WHAT IS REQUIRED =>
How many of the lines below contain "date"? Answer with that number alone.

RECORDS TO USE =>

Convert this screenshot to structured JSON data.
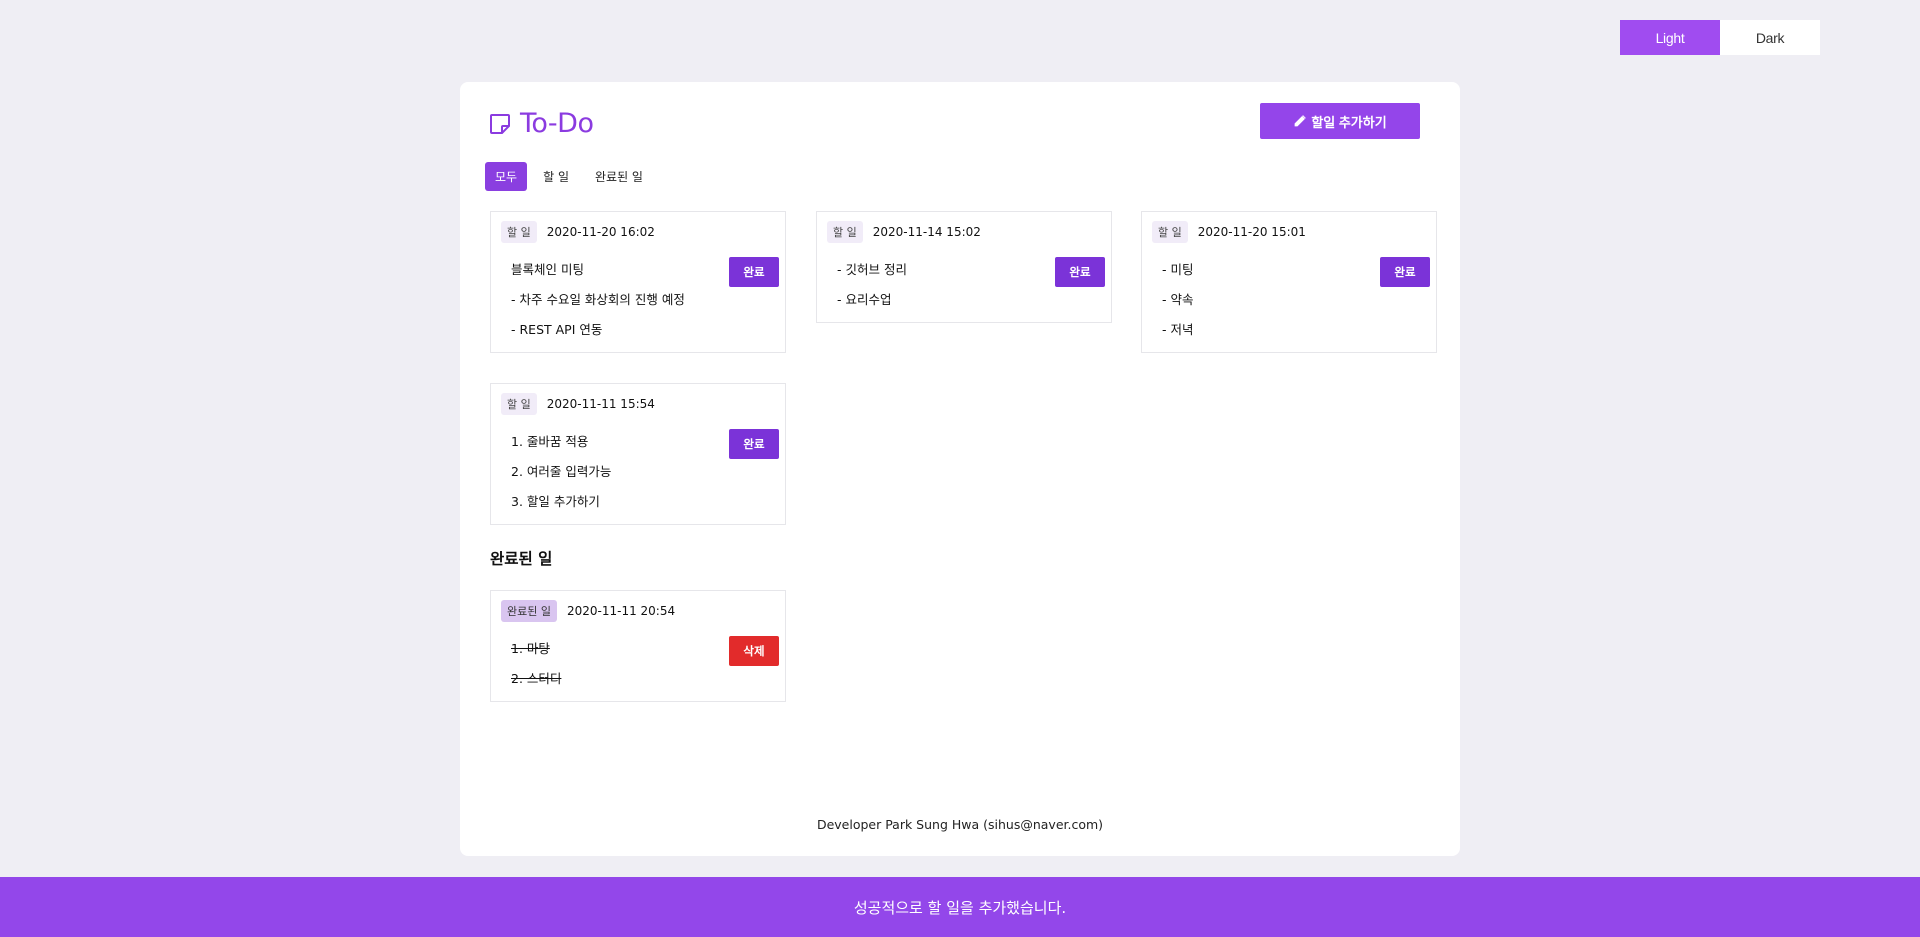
{
  "theme": {
    "light_label": "Light",
    "dark_label": "Dark",
    "active": "light"
  },
  "header": {
    "title": "To-Do",
    "add_button_label": "할일 추가하기"
  },
  "tabs": [
    {
      "label": "모두",
      "active": true
    },
    {
      "label": "할 일",
      "active": false
    },
    {
      "label": "완료된 일",
      "active": false
    }
  ],
  "todos": [
    {
      "status": "할 일",
      "date": "2020-11-20 16:02",
      "lines": [
        "블록체인 미팅",
        "- 차주 수요일 화상회의 진행 예정",
        "- REST API 연동"
      ],
      "action": "완료"
    },
    {
      "status": "할 일",
      "date": "2020-11-14 15:02",
      "lines": [
        "- 깃허브 정리",
        "- 요리수업"
      ],
      "action": "완료"
    },
    {
      "status": "할 일",
      "date": "2020-11-20 15:01",
      "lines": [
        "- 미팅",
        "- 약속",
        "- 저녁"
      ],
      "action": "완료"
    },
    {
      "status": "할 일",
      "date": "2020-11-11 15:54",
      "lines": [
        "1. 줄바꿈 적용",
        "2. 여러줄 입력가능",
        "3. 할일 추가하기"
      ],
      "action": "완료"
    }
  ],
  "done_section": {
    "title": "완료된 일"
  },
  "done": [
    {
      "status": "완료된 일",
      "date": "2020-11-11 20:54",
      "lines": [
        "1. 마탕",
        "2. 스터디"
      ],
      "action": "삭제"
    }
  ],
  "footer": {
    "credit": "Developer Park Sung Hwa (sihus@naver.com)"
  },
  "toast": {
    "message": "성공적으로 할 일을 추가했습니다."
  },
  "colors": {
    "accent": "#9445ea",
    "delete": "#e22b2b",
    "background": "#efeef4"
  }
}
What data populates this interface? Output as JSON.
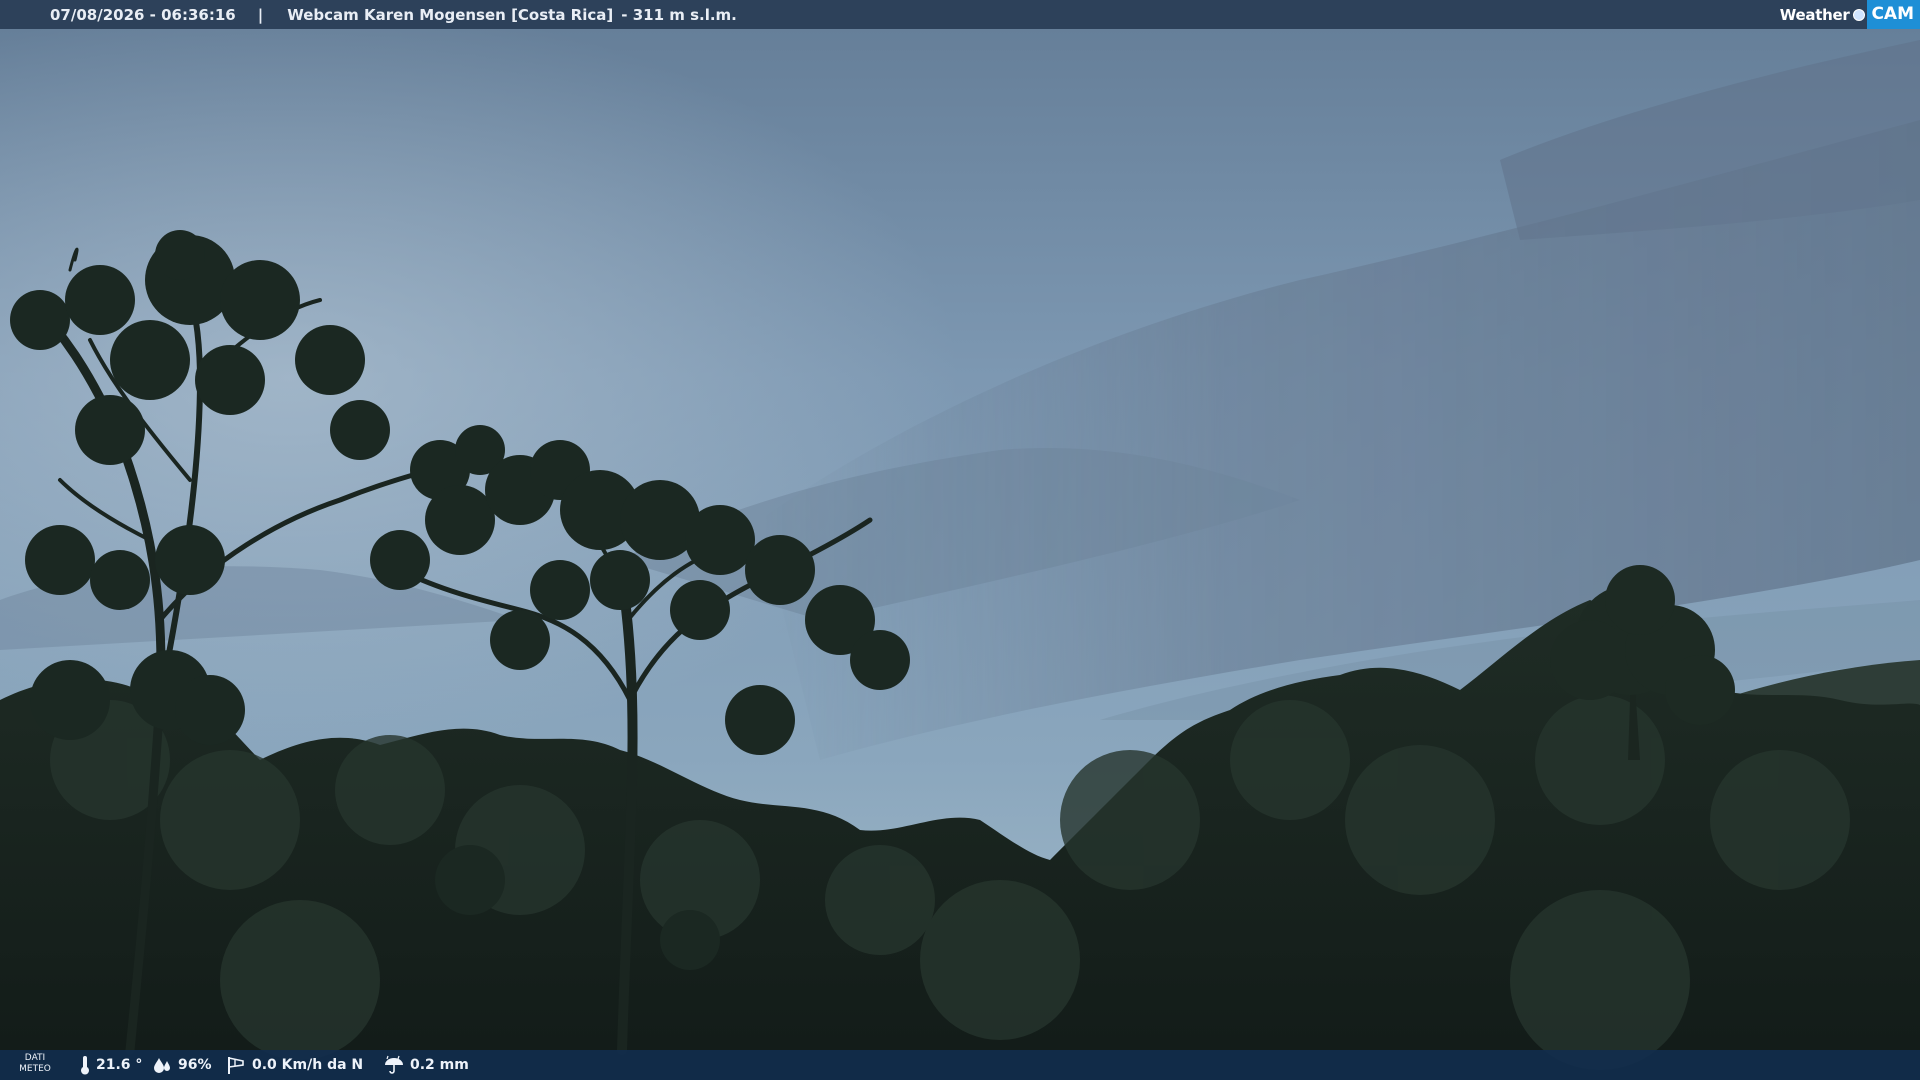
{
  "header": {
    "timestamp": "07/08/2026 - 06:36:16",
    "separator": "|",
    "camera_name": "Webcam Karen Mogensen [Costa Rica]",
    "altitude": "- 311 m s.l.m.",
    "brand_weather": "Weather",
    "brand_cam": "CAM"
  },
  "footer": {
    "label_line1": "DATI",
    "label_line2": "METEO",
    "temperature": "21.6 °",
    "humidity": "96%",
    "wind": "0.0 Km/h da N",
    "rain": "0.2 mm"
  },
  "icons": {
    "temperature": "thermometer-icon",
    "humidity": "humidity-drops-icon",
    "wind": "wind-sock-icon",
    "rain": "rain-umbrella-icon"
  },
  "colors": {
    "header_bg": "#283c55",
    "footer_bg": "#122d4e",
    "brand_accent": "#1e8fd6",
    "text": "#e9eef5"
  }
}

THE ANSWER =>
5